==== Entries provided ====
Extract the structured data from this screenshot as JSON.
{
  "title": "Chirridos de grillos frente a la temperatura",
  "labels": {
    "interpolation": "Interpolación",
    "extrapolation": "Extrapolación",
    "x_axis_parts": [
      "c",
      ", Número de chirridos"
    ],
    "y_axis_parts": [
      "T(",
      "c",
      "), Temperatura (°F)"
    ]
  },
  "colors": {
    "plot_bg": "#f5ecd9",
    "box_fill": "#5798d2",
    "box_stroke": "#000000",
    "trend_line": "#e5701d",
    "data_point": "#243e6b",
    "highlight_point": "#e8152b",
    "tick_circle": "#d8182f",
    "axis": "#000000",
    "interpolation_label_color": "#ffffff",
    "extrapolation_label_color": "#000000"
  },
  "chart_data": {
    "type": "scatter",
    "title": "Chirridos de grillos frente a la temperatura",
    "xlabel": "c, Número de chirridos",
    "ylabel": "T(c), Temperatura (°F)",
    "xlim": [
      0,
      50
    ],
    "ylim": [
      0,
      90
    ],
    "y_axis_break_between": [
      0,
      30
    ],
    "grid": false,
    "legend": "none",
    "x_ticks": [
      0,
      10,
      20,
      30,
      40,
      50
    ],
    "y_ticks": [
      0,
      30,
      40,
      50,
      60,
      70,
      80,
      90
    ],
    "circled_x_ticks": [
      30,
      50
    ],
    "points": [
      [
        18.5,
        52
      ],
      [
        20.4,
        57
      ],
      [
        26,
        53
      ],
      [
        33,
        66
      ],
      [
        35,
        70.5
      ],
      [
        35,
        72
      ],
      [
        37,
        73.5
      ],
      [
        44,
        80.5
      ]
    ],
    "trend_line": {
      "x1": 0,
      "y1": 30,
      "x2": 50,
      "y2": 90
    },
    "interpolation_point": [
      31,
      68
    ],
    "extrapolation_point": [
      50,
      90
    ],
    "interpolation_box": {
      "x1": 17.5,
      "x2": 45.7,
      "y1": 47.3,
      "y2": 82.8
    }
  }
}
====
### The exercise
In this exercise, repeat all entries exactly.

### Written reply
Extract the structured data from this screenshot as JSON.
{
  "title": "Chirridos de grillos frente a la temperatura",
  "labels": {
    "interpolation": "Interpolación",
    "extrapolation": "Extrapolación",
    "x_axis_parts": [
      "c",
      ", Número de chirridos"
    ],
    "y_axis_parts": [
      "T(",
      "c",
      "), Temperatura (°F)"
    ]
  },
  "colors": {
    "plot_bg": "#f5ecd9",
    "box_fill": "#5798d2",
    "box_stroke": "#000000",
    "trend_line": "#e5701d",
    "data_point": "#243e6b",
    "highlight_point": "#e8152b",
    "tick_circle": "#d8182f",
    "axis": "#000000",
    "interpolation_label_color": "#ffffff",
    "extrapolation_label_color": "#000000"
  },
  "chart_data": {
    "type": "scatter",
    "title": "Chirridos de grillos frente a la temperatura",
    "xlabel": "c, Número de chirridos",
    "ylabel": "T(c), Temperatura (°F)",
    "xlim": [
      0,
      50
    ],
    "ylim": [
      0,
      90
    ],
    "y_axis_break_between": [
      0,
      30
    ],
    "grid": false,
    "legend": "none",
    "x_ticks": [
      0,
      10,
      20,
      30,
      40,
      50
    ],
    "y_ticks": [
      0,
      30,
      40,
      50,
      60,
      70,
      80,
      90
    ],
    "circled_x_ticks": [
      30,
      50
    ],
    "points": [
      [
        18.5,
        52
      ],
      [
        20.4,
        57
      ],
      [
        26,
        53
      ],
      [
        33,
        66
      ],
      [
        35,
        70.5
      ],
      [
        35,
        72
      ],
      [
        37,
        73.5
      ],
      [
        44,
        80.5
      ]
    ],
    "trend_line": {
      "x1": 0,
      "y1": 30,
      "x2": 50,
      "y2": 90
    },
    "interpolation_point": [
      31,
      68
    ],
    "extrapolation_point": [
      50,
      90
    ],
    "interpolation_box": {
      "x1": 17.5,
      "x2": 45.7,
      "y1": 47.3,
      "y2": 82.8
    }
  }
}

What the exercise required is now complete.